■ **EXERCISE PROMPT**:
Track down every line below that holds "value" and copy it.

|---|

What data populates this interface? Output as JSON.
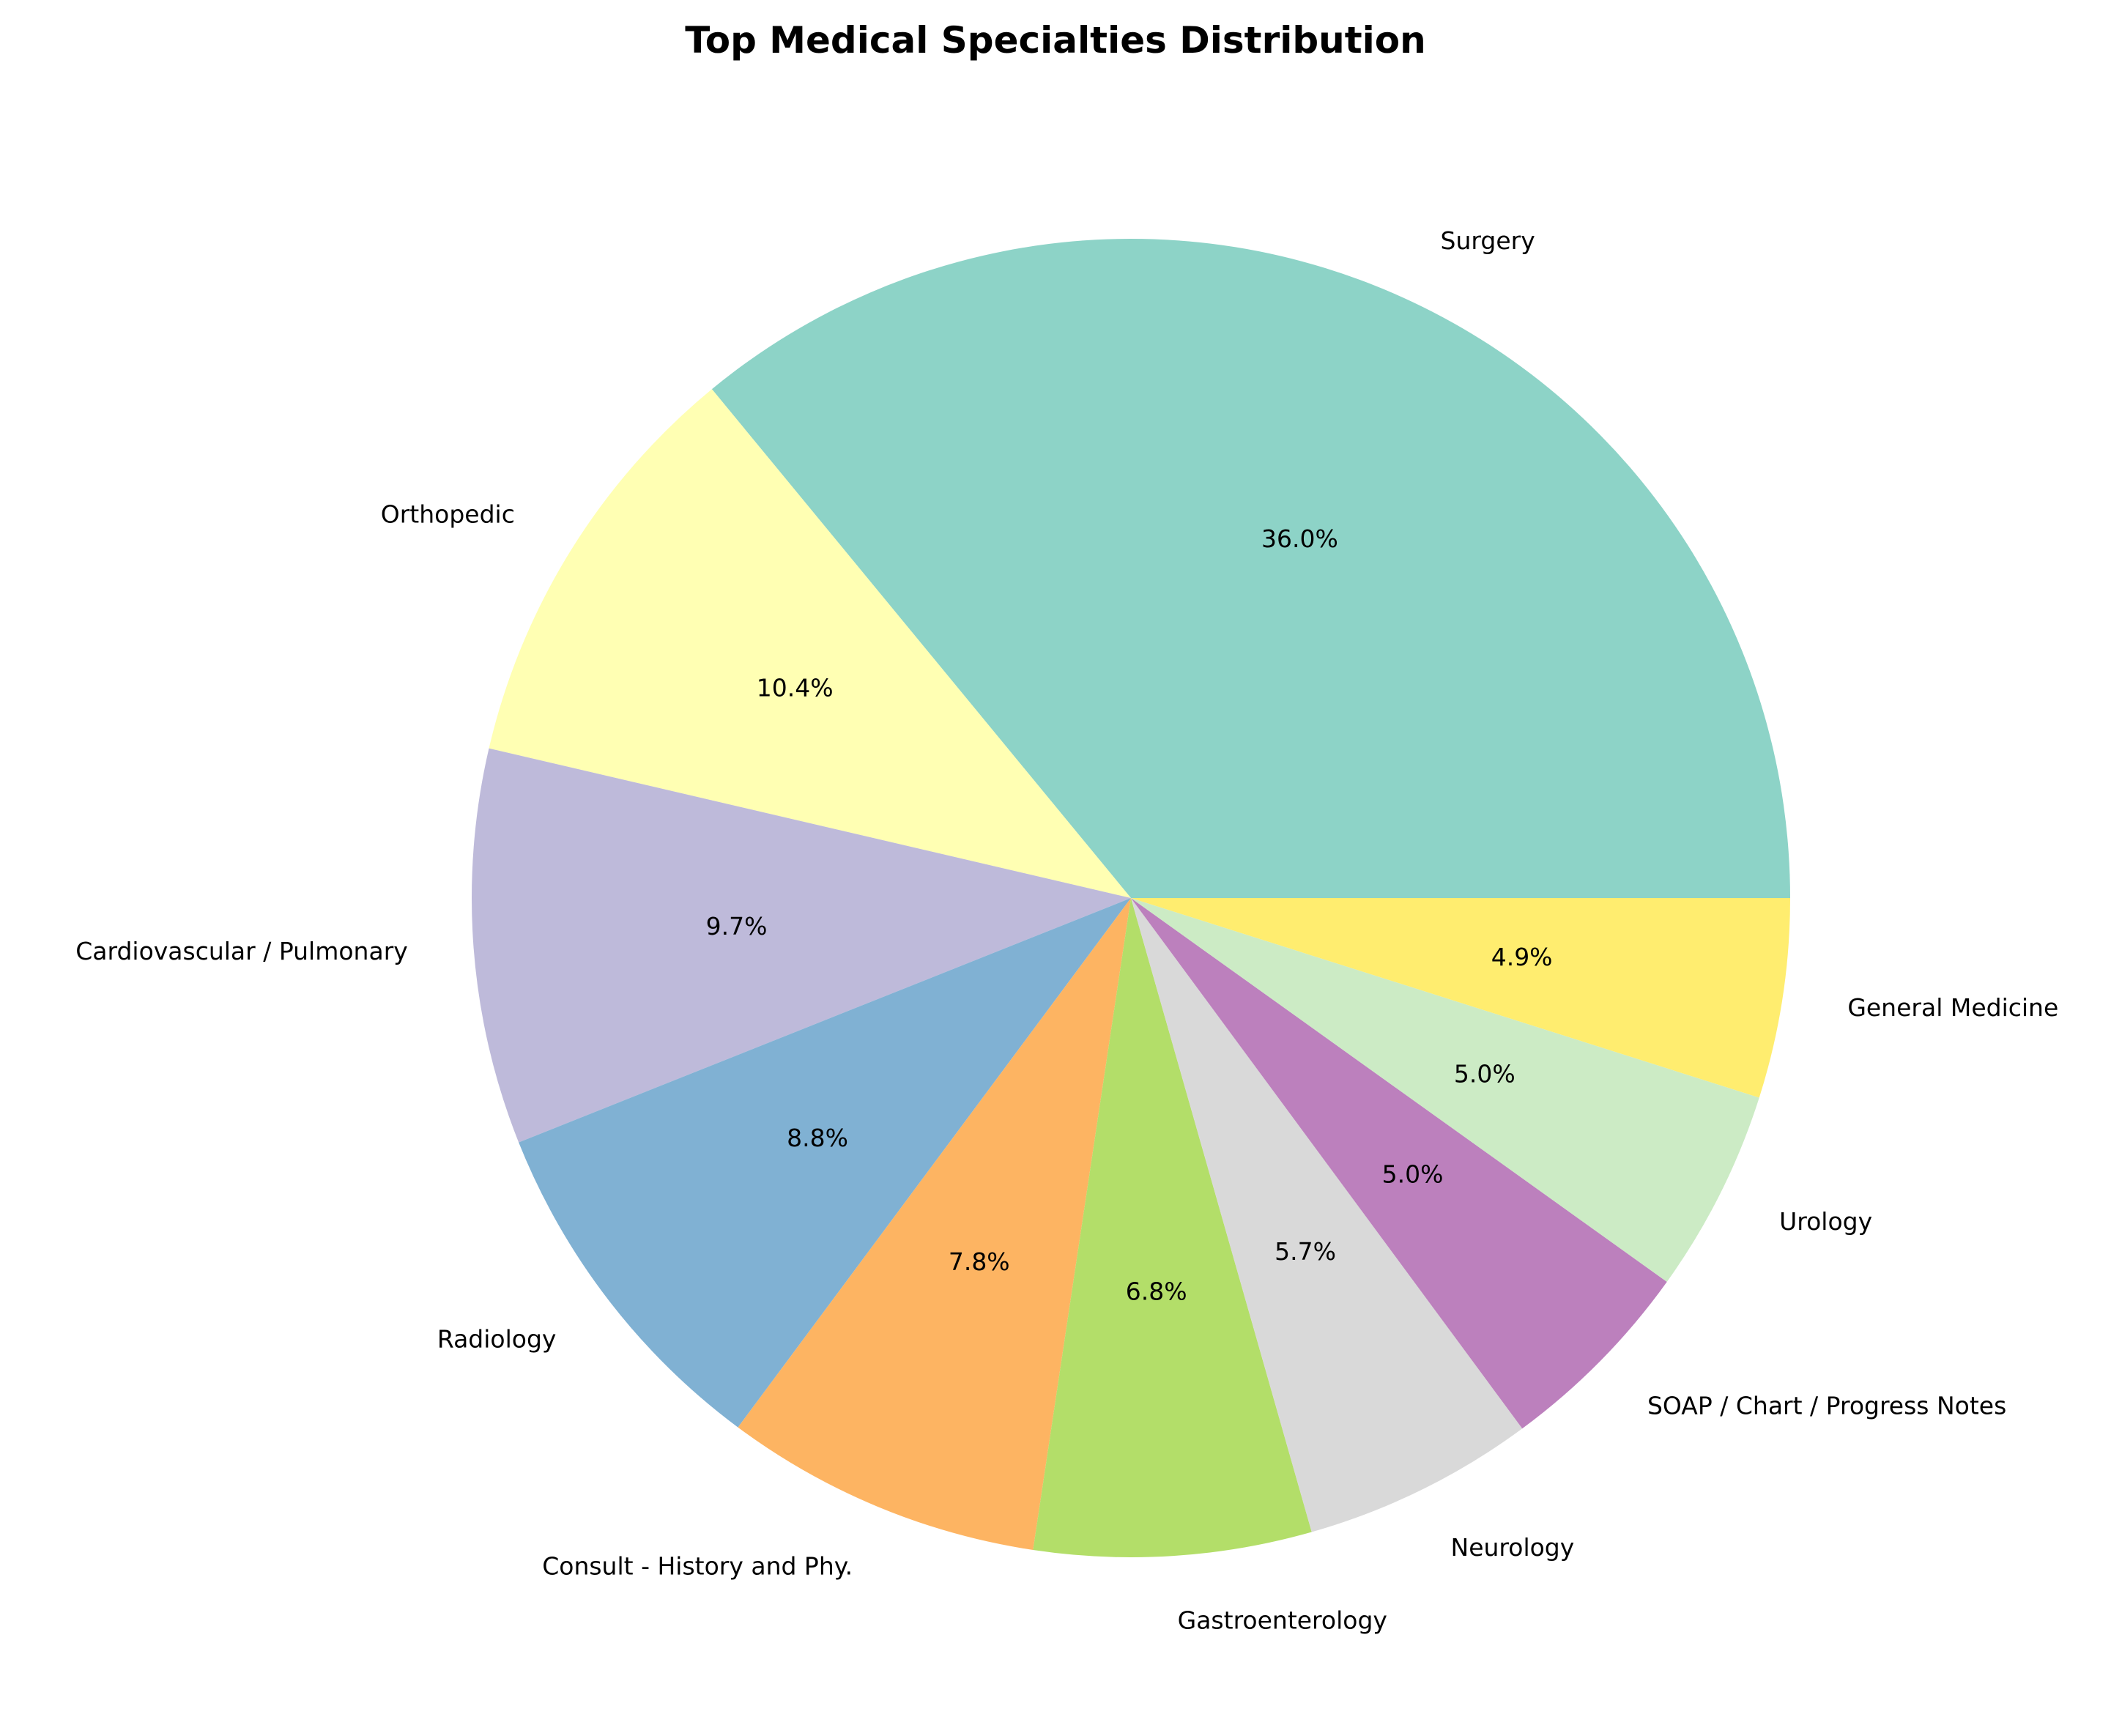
{
  "chart_data": {
    "type": "pie",
    "title": "Top Medical Specialties Distribution",
    "start_angle_deg": 0,
    "direction": "counterclockwise",
    "slices": [
      {
        "label": "Surgery",
        "value": 36.0,
        "pct_label": "36.0%",
        "color": "#8dd3c7"
      },
      {
        "label": "Orthopedic",
        "value": 10.4,
        "pct_label": "10.4%",
        "color": "#ffffb3"
      },
      {
        "label": "Cardiovascular / Pulmonary",
        "value": 9.7,
        "pct_label": "9.7%",
        "color": "#bebada"
      },
      {
        "label": "Radiology",
        "value": 8.8,
        "pct_label": "8.8%",
        "color": "#80b1d3"
      },
      {
        "label": "Consult - History and Phy.",
        "value": 7.8,
        "pct_label": "7.8%",
        "color": "#fdb462"
      },
      {
        "label": "Gastroenterology",
        "value": 6.8,
        "pct_label": "6.8%",
        "color": "#b3de69"
      },
      {
        "label": "Neurology",
        "value": 5.7,
        "pct_label": "5.7%",
        "color": "#d9d9d9"
      },
      {
        "label": "SOAP / Chart / Progress Notes",
        "value": 5.0,
        "pct_label": "5.0%",
        "color": "#bc80bd"
      },
      {
        "label": "Urology",
        "value": 5.0,
        "pct_label": "5.0%",
        "color": "#ccebc5"
      },
      {
        "label": "General Medicine",
        "value": 4.9,
        "pct_label": "4.9%",
        "color": "#ffed6f"
      }
    ]
  }
}
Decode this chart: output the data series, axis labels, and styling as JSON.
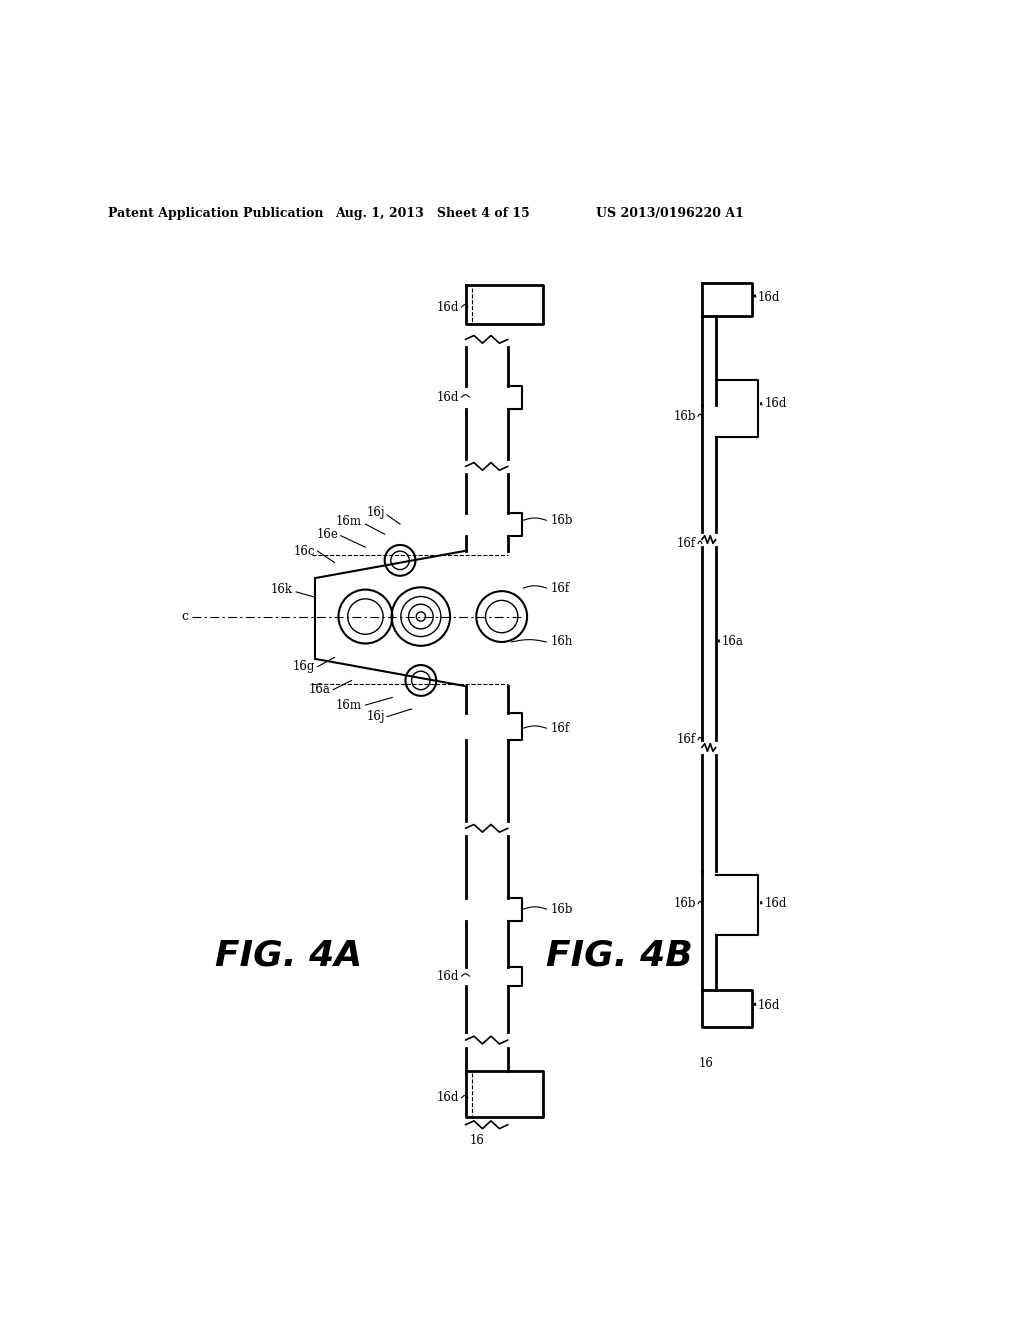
{
  "bg_color": "#ffffff",
  "header_left": "Patent Application Publication",
  "header_mid": "Aug. 1, 2013   Sheet 4 of 15",
  "header_right": "US 2013/0196220 A1",
  "fig4a_label": "FIG. 4A",
  "fig4b_label": "FIG. 4B"
}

|---|

■ **CORRECT OUTPUT**:
        "value": 36.0,
        "value": 10.4,
        "value": 9.7,
        "value": 8.8,
        "value": 7.8,
        "value": 6.8,
        "value": 5.7,
        "value": 5.0,
        "value": 5.0,
        "value": 4.9,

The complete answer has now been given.